** WORK REQUIRED **
Repeat each entry exactly and drop the pictures.

** RECORDED INFORMATION **

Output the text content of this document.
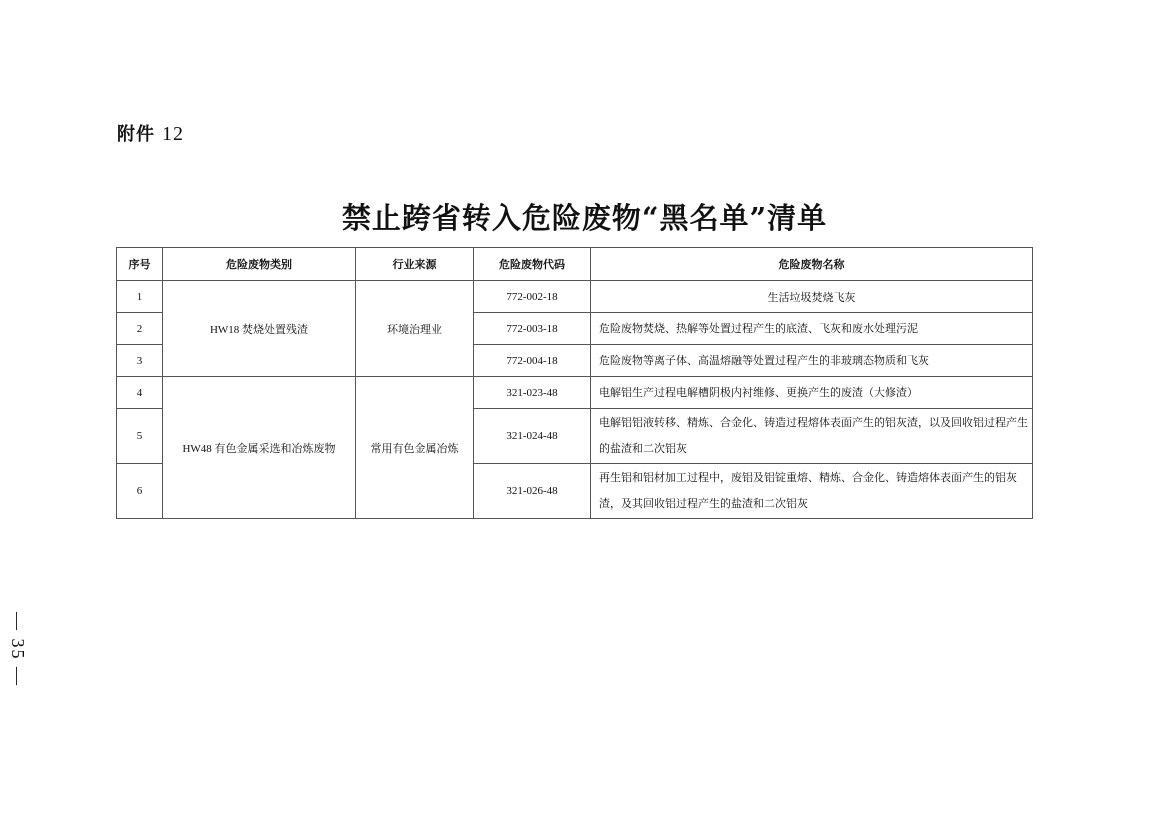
附件 12
禁止跨省转入危险废物“黑名单”清单
序号	危险废物类别	行业来源	危险废物代码	危险废物名称
1	HW18 焚烧处置残渣	环境治理业	772-002-18	生活垃圾焚烧飞灰
2			772-003-18	危险废物焚烧、热解等处置过程产生的底渣、飞灰和废水处理污泥
3			772-004-18	危险废物等离子体、高温熔融等处置过程产生的非玻璃态物质和飞灰
4	HW48 有色金属采选和冶炼废物	常用有色金属冶炼	321-023-48	电解铝生产过程电解槽阴极内衬维修、更换产生的废渣（大修渣）
5			321-024-48	电解铝铝液转移、精炼、合金化、铸造过程熔体表面产生的铝灰渣，以及回收铝过程产生的盐渣和二次铝灰
6			321-026-48	再生铝和铝材加工过程中，废铝及铝锭重熔、精炼、合金化、铸造熔体表面产生的铝灰渣，及其回收铝过程产生的盐渣和二次铝灰
— 35 —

** RESULT FOR THIS EXERCISE **
Output the text content of this document.
附件 12
禁止跨省转入危险废物“黑名单”清单
序号	危险废物类别	行业来源	危险废物代码	危险废物名称
1	HW18 焚烧处置残渣	环境治理业	772-002-18	生活垃圾焚烧飞灰
2			772-003-18	危险废物焚烧、热解等处置过程产生的底渣、飞灰和废水处理污泥
3			772-004-18	危险废物等离子体、高温熔融等处置过程产生的非玻璃态物质和飞灰
4	HW48 有色金属采选和冶炼废物	常用有色金属冶炼	321-023-48	电解铝生产过程电解槽阴极内衬维修、更换产生的废渣（大修渣）
5			321-024-48	电解铝铝液转移、精炼、合金化、铸造过程熔体表面产生的铝灰渣，以及回收铝过程产生的盐渣和二次铝灰
6			321-026-48	再生铝和铝材加工过程中，废铝及铝锭重熔、精炼、合金化、铸造熔体表面产生的铝灰渣，及其回收铝过程产生的盐渣和二次铝灰
— 35 —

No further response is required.